• TASK DESCRIPTION: What follows is a listing; restate every line of it word for word.

• Records about charts and figures:
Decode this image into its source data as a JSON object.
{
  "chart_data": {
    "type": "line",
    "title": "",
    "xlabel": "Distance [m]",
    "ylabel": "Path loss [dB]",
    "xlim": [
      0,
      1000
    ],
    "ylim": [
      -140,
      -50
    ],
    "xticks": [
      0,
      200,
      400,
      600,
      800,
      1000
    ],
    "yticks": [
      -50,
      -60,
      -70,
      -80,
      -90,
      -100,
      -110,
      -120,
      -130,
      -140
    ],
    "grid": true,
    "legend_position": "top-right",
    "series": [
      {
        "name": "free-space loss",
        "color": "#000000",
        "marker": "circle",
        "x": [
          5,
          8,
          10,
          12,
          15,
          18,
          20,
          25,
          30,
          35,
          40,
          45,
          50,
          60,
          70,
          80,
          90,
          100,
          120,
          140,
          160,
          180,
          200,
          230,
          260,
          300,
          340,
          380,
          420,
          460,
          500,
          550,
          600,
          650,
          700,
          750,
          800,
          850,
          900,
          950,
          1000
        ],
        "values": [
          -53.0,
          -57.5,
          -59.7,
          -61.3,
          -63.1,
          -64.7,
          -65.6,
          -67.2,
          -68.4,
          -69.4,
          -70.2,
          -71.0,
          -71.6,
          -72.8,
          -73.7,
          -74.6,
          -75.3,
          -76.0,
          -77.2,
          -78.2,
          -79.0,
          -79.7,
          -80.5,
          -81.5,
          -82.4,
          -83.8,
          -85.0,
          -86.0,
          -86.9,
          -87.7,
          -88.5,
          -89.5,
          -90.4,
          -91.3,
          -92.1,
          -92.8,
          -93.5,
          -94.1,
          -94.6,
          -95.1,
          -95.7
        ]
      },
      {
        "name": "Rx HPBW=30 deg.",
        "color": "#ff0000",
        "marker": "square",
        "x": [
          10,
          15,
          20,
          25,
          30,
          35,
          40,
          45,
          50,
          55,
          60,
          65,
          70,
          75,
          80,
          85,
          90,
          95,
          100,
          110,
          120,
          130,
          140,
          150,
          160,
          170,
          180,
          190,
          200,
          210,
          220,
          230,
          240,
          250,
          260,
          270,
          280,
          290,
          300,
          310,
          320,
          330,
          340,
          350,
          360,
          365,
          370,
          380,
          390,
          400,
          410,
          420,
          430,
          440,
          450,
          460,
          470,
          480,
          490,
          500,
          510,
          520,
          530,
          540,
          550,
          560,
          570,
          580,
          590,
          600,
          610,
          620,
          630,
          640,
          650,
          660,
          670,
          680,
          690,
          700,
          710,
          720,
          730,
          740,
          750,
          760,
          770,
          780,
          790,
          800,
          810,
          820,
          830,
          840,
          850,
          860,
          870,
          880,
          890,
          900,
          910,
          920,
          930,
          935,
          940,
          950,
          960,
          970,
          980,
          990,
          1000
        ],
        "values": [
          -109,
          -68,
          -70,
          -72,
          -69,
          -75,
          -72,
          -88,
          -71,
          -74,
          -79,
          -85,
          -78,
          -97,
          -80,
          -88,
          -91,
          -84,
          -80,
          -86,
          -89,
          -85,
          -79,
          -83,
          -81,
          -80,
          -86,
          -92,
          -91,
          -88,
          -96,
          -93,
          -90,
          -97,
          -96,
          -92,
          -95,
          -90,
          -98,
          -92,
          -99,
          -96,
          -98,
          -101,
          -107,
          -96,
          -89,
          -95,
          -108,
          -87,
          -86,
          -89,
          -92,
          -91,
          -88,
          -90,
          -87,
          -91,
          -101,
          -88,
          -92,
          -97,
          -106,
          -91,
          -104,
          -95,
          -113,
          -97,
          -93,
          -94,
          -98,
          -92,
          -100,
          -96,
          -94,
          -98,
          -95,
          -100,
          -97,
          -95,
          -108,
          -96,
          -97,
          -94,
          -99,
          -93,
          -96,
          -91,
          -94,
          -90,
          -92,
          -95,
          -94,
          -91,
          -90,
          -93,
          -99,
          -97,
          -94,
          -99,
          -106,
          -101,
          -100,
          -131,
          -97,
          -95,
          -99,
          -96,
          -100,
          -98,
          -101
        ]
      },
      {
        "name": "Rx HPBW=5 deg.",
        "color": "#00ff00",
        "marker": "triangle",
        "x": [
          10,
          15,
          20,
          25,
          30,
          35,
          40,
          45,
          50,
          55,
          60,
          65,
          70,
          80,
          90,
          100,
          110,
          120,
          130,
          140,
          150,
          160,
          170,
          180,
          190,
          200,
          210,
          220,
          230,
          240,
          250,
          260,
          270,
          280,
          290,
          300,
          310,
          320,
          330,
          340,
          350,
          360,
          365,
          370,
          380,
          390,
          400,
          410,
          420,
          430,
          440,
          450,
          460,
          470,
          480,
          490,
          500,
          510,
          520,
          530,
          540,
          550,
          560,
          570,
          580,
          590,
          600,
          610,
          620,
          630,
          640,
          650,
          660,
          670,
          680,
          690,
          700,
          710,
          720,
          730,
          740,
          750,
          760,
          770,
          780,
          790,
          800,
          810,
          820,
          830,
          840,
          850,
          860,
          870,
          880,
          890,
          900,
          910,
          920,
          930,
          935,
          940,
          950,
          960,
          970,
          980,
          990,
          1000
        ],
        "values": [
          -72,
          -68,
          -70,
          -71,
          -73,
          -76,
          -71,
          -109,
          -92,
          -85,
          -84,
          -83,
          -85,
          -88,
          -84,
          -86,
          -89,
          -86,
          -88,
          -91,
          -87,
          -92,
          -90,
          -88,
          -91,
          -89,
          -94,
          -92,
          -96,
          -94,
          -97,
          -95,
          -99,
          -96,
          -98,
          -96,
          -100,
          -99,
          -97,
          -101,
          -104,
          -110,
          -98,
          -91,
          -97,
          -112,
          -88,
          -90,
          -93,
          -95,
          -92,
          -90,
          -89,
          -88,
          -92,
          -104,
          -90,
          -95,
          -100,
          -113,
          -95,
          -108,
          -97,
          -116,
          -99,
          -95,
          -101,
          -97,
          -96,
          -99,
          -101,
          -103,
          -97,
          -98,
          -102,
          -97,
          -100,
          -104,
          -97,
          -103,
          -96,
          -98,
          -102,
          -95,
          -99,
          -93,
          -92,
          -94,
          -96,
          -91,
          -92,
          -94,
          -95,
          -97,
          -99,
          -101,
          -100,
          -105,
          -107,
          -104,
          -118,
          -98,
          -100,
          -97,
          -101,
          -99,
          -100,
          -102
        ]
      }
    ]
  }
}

• RESULT OF THE TASK:
Decode this image into its source data as a JSON object.
{
  "chart_data": {
    "type": "line",
    "title": "",
    "xlabel": "Distance [m]",
    "ylabel": "Path loss [dB]",
    "xlim": [
      0,
      1000
    ],
    "ylim": [
      -140,
      -50
    ],
    "xticks": [
      0,
      200,
      400,
      600,
      800,
      1000
    ],
    "yticks": [
      -50,
      -60,
      -70,
      -80,
      -90,
      -100,
      -110,
      -120,
      -130,
      -140
    ],
    "grid": true,
    "legend_position": "top-right",
    "series": [
      {
        "name": "free-space loss",
        "color": "#000000",
        "marker": "circle",
        "x": [
          5,
          8,
          10,
          12,
          15,
          18,
          20,
          25,
          30,
          35,
          40,
          45,
          50,
          60,
          70,
          80,
          90,
          100,
          120,
          140,
          160,
          180,
          200,
          230,
          260,
          300,
          340,
          380,
          420,
          460,
          500,
          550,
          600,
          650,
          700,
          750,
          800,
          850,
          900,
          950,
          1000
        ],
        "values": [
          -53.0,
          -57.5,
          -59.7,
          -61.3,
          -63.1,
          -64.7,
          -65.6,
          -67.2,
          -68.4,
          -69.4,
          -70.2,
          -71.0,
          -71.6,
          -72.8,
          -73.7,
          -74.6,
          -75.3,
          -76.0,
          -77.2,
          -78.2,
          -79.0,
          -79.7,
          -80.5,
          -81.5,
          -82.4,
          -83.8,
          -85.0,
          -86.0,
          -86.9,
          -87.7,
          -88.5,
          -89.5,
          -90.4,
          -91.3,
          -92.1,
          -92.8,
          -93.5,
          -94.1,
          -94.6,
          -95.1,
          -95.7
        ]
      },
      {
        "name": "Rx HPBW=30 deg.",
        "color": "#ff0000",
        "marker": "square",
        "x": [
          10,
          15,
          20,
          25,
          30,
          35,
          40,
          45,
          50,
          55,
          60,
          65,
          70,
          75,
          80,
          85,
          90,
          95,
          100,
          110,
          120,
          130,
          140,
          150,
          160,
          170,
          180,
          190,
          200,
          210,
          220,
          230,
          240,
          250,
          260,
          270,
          280,
          290,
          300,
          310,
          320,
          330,
          340,
          350,
          360,
          365,
          370,
          380,
          390,
          400,
          410,
          420,
          430,
          440,
          450,
          460,
          470,
          480,
          490,
          500,
          510,
          520,
          530,
          540,
          550,
          560,
          570,
          580,
          590,
          600,
          610,
          620,
          630,
          640,
          650,
          660,
          670,
          680,
          690,
          700,
          710,
          720,
          730,
          740,
          750,
          760,
          770,
          780,
          790,
          800,
          810,
          820,
          830,
          840,
          850,
          860,
          870,
          880,
          890,
          900,
          910,
          920,
          930,
          935,
          940,
          950,
          960,
          970,
          980,
          990,
          1000
        ],
        "values": [
          -109,
          -68,
          -70,
          -72,
          -69,
          -75,
          -72,
          -88,
          -71,
          -74,
          -79,
          -85,
          -78,
          -97,
          -80,
          -88,
          -91,
          -84,
          -80,
          -86,
          -89,
          -85,
          -79,
          -83,
          -81,
          -80,
          -86,
          -92,
          -91,
          -88,
          -96,
          -93,
          -90,
          -97,
          -96,
          -92,
          -95,
          -90,
          -98,
          -92,
          -99,
          -96,
          -98,
          -101,
          -107,
          -96,
          -89,
          -95,
          -108,
          -87,
          -86,
          -89,
          -92,
          -91,
          -88,
          -90,
          -87,
          -91,
          -101,
          -88,
          -92,
          -97,
          -106,
          -91,
          -104,
          -95,
          -113,
          -97,
          -93,
          -94,
          -98,
          -92,
          -100,
          -96,
          -94,
          -98,
          -95,
          -100,
          -97,
          -95,
          -108,
          -96,
          -97,
          -94,
          -99,
          -93,
          -96,
          -91,
          -94,
          -90,
          -92,
          -95,
          -94,
          -91,
          -90,
          -93,
          -99,
          -97,
          -94,
          -99,
          -106,
          -101,
          -100,
          -131,
          -97,
          -95,
          -99,
          -96,
          -100,
          -98,
          -101
        ]
      },
      {
        "name": "Rx HPBW=5 deg.",
        "color": "#00ff00",
        "marker": "triangle",
        "x": [
          10,
          15,
          20,
          25,
          30,
          35,
          40,
          45,
          50,
          55,
          60,
          65,
          70,
          80,
          90,
          100,
          110,
          120,
          130,
          140,
          150,
          160,
          170,
          180,
          190,
          200,
          210,
          220,
          230,
          240,
          250,
          260,
          270,
          280,
          290,
          300,
          310,
          320,
          330,
          340,
          350,
          360,
          365,
          370,
          380,
          390,
          400,
          410,
          420,
          430,
          440,
          450,
          460,
          470,
          480,
          490,
          500,
          510,
          520,
          530,
          540,
          550,
          560,
          570,
          580,
          590,
          600,
          610,
          620,
          630,
          640,
          650,
          660,
          670,
          680,
          690,
          700,
          710,
          720,
          730,
          740,
          750,
          760,
          770,
          780,
          790,
          800,
          810,
          820,
          830,
          840,
          850,
          860,
          870,
          880,
          890,
          900,
          910,
          920,
          930,
          935,
          940,
          950,
          960,
          970,
          980,
          990,
          1000
        ],
        "values": [
          -72,
          -68,
          -70,
          -71,
          -73,
          -76,
          -71,
          -109,
          -92,
          -85,
          -84,
          -83,
          -85,
          -88,
          -84,
          -86,
          -89,
          -86,
          -88,
          -91,
          -87,
          -92,
          -90,
          -88,
          -91,
          -89,
          -94,
          -92,
          -96,
          -94,
          -97,
          -95,
          -99,
          -96,
          -98,
          -96,
          -100,
          -99,
          -97,
          -101,
          -104,
          -110,
          -98,
          -91,
          -97,
          -112,
          -88,
          -90,
          -93,
          -95,
          -92,
          -90,
          -89,
          -88,
          -92,
          -104,
          -90,
          -95,
          -100,
          -113,
          -95,
          -108,
          -97,
          -116,
          -99,
          -95,
          -101,
          -97,
          -96,
          -99,
          -101,
          -103,
          -97,
          -98,
          -102,
          -97,
          -100,
          -104,
          -97,
          -103,
          -96,
          -98,
          -102,
          -95,
          -99,
          -93,
          -92,
          -94,
          -96,
          -91,
          -92,
          -94,
          -95,
          -97,
          -99,
          -101,
          -100,
          -105,
          -107,
          -104,
          -118,
          -98,
          -100,
          -97,
          -101,
          -99,
          -100,
          -102
        ]
      }
    ]
  }
}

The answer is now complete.